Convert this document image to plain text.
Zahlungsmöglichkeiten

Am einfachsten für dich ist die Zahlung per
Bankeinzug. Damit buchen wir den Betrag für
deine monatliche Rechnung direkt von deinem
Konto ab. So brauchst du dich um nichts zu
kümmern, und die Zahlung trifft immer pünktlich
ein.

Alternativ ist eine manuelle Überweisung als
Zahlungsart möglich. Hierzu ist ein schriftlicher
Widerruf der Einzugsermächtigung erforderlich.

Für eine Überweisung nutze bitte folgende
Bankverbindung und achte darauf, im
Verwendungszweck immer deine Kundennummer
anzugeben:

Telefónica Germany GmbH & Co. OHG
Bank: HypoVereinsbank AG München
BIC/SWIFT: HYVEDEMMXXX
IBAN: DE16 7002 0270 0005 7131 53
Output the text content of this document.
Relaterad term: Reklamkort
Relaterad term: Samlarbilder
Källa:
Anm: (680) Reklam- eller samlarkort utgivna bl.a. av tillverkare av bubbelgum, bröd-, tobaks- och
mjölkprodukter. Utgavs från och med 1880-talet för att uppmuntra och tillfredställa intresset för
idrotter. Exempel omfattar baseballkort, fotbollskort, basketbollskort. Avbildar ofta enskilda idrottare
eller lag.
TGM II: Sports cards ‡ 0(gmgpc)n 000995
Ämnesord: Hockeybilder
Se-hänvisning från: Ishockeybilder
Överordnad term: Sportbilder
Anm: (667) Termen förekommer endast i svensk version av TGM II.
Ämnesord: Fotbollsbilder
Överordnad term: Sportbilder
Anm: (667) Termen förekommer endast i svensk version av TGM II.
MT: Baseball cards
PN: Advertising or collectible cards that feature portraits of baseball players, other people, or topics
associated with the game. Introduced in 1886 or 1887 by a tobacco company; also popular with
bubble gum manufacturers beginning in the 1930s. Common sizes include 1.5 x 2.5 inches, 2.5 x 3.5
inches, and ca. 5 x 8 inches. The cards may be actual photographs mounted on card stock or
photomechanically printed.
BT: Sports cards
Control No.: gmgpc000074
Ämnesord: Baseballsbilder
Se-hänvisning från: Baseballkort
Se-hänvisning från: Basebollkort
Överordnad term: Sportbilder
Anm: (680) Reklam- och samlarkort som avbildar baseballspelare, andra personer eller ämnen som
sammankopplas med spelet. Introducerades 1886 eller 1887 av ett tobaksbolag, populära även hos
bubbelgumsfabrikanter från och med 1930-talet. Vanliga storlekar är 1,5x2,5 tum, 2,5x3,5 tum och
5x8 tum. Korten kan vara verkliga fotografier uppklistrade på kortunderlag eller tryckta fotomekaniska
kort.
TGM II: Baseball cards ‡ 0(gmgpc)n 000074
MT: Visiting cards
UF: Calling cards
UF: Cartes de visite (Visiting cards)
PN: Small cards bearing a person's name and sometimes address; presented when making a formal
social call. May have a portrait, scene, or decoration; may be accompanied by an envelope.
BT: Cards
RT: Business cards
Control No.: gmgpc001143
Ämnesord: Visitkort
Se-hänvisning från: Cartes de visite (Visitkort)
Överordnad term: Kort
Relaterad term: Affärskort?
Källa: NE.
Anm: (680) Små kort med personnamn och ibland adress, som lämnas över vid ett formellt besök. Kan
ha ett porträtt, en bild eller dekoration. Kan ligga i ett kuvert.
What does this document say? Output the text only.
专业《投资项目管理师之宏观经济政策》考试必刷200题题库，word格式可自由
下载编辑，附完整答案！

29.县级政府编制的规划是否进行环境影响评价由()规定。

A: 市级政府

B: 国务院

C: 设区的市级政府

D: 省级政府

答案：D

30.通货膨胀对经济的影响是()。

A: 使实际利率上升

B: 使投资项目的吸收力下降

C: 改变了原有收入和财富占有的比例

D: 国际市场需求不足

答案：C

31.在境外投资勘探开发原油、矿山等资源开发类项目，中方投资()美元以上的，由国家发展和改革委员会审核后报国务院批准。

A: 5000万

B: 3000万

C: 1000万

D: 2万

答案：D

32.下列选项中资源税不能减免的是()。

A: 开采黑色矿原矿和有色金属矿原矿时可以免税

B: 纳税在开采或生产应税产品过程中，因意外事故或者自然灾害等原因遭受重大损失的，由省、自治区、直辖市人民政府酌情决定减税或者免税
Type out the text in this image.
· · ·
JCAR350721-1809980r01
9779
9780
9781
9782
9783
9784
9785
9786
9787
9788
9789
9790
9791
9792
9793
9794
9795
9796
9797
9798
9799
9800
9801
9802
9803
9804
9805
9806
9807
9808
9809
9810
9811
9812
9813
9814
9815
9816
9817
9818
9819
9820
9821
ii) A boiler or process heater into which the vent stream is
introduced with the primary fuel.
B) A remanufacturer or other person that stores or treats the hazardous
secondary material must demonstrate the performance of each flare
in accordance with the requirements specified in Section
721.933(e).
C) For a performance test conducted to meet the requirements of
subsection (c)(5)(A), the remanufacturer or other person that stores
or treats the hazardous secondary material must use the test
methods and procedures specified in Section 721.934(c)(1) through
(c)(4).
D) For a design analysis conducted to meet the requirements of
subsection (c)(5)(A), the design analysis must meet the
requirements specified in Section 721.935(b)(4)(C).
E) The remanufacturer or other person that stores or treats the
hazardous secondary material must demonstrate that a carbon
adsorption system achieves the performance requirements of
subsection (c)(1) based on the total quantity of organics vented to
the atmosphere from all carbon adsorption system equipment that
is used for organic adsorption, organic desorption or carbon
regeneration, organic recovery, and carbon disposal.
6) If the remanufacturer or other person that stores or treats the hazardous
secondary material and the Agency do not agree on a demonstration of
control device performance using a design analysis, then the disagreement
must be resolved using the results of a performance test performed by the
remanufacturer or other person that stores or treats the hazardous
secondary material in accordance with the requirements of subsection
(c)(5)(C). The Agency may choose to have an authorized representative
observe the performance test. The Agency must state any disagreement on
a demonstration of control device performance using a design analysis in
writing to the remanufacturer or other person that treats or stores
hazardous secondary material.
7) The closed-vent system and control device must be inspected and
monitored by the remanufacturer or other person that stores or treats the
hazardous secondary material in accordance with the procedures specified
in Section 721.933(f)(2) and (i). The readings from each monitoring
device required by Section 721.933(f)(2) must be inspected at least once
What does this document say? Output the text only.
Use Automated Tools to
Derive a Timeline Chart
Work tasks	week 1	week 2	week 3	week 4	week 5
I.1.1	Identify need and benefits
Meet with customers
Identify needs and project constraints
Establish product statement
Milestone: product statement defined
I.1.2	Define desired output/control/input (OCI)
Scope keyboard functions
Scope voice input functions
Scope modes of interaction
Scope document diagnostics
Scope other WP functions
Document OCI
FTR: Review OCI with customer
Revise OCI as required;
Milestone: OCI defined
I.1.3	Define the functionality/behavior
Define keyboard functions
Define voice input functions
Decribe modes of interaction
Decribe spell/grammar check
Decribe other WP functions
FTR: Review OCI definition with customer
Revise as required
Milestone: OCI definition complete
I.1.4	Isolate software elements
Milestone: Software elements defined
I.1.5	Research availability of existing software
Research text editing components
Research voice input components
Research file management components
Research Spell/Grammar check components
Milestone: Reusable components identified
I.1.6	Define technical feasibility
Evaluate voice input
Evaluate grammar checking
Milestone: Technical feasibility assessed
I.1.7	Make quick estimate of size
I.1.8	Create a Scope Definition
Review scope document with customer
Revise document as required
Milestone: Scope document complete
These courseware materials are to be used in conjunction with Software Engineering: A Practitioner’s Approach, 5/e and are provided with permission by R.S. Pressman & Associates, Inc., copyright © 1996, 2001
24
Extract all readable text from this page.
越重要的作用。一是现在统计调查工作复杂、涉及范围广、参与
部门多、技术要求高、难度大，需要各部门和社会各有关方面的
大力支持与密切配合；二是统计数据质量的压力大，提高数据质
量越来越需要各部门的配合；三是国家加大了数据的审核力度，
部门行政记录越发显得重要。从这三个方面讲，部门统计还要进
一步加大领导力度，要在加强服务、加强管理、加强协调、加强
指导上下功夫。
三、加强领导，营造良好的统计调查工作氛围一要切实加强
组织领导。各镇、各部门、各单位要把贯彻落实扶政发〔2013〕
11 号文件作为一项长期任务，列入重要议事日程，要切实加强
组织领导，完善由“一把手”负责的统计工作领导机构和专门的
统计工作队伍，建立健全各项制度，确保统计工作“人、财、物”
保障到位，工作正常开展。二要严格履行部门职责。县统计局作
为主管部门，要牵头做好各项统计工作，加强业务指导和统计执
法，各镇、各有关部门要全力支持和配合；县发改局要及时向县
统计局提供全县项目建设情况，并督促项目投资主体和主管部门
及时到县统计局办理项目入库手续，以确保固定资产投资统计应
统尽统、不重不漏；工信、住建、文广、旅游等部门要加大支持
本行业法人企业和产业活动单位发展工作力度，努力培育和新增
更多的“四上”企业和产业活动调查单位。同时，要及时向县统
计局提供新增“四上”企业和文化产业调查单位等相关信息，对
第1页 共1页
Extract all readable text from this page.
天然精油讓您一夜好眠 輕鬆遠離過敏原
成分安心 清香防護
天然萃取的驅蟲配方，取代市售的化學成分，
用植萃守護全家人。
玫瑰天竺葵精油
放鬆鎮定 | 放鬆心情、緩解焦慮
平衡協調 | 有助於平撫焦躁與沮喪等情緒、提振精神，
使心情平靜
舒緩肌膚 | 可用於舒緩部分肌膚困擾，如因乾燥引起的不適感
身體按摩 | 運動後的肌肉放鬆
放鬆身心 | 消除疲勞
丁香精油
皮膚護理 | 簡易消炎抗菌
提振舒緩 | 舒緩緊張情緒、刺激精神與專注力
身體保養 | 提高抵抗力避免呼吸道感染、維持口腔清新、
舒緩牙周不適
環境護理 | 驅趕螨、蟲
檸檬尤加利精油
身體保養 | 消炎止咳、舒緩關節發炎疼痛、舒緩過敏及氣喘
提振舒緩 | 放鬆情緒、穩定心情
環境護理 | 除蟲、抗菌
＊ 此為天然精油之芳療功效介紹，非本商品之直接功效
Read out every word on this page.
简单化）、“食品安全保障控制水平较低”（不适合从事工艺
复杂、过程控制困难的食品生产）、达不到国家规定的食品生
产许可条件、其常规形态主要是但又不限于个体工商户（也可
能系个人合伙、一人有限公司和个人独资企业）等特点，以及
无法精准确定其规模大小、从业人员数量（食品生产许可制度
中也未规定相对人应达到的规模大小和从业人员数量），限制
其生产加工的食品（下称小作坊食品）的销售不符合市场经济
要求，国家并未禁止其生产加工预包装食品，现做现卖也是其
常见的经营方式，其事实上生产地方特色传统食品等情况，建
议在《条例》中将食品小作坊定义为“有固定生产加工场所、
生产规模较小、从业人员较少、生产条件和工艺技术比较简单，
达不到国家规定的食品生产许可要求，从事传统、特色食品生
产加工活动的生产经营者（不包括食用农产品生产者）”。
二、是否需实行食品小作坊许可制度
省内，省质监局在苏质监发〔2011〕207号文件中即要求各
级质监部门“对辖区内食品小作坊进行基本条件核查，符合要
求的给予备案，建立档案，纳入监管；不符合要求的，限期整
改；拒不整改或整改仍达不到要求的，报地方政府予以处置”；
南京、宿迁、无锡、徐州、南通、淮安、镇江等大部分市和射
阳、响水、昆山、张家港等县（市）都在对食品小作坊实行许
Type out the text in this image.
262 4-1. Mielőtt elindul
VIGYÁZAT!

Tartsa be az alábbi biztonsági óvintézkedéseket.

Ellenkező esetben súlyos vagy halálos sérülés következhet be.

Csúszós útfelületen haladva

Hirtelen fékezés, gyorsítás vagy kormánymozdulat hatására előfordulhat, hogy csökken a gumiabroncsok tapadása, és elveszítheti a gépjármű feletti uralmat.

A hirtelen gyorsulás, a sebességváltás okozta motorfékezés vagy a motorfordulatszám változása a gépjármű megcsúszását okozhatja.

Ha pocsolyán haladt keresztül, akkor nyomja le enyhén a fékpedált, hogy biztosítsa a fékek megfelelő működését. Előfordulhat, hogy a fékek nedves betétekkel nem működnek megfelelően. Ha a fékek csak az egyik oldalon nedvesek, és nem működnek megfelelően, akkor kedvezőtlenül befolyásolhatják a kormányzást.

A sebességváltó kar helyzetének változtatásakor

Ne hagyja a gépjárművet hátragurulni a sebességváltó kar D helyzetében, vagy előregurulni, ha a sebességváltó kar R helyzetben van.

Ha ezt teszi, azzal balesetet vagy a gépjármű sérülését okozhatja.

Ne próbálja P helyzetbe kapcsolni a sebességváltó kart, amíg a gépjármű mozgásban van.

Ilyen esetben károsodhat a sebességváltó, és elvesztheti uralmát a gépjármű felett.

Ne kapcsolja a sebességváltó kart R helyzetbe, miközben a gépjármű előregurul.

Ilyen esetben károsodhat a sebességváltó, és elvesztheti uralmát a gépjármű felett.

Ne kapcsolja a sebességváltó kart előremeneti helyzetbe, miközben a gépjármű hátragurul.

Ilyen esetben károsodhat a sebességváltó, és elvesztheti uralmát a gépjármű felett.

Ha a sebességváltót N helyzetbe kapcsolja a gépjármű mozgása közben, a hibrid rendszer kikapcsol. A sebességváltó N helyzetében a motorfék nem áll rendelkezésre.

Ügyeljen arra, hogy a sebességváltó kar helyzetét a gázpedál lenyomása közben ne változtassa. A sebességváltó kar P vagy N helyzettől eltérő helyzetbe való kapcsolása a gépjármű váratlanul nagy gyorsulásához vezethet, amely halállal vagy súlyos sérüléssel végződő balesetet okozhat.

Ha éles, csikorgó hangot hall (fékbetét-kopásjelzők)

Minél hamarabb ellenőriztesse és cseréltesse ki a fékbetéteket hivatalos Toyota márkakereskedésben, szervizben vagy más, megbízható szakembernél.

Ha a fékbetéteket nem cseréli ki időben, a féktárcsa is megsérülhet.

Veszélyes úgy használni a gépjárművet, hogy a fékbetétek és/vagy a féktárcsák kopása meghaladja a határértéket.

•••••

- EXERCISE DESCRIPTION -
From the data above, gather every line that includes the word "feasibility".

- RESULT OF THIS EXERCISE -
I.1.6	Define technical feasibility
Milestone: Technical feasibility assessed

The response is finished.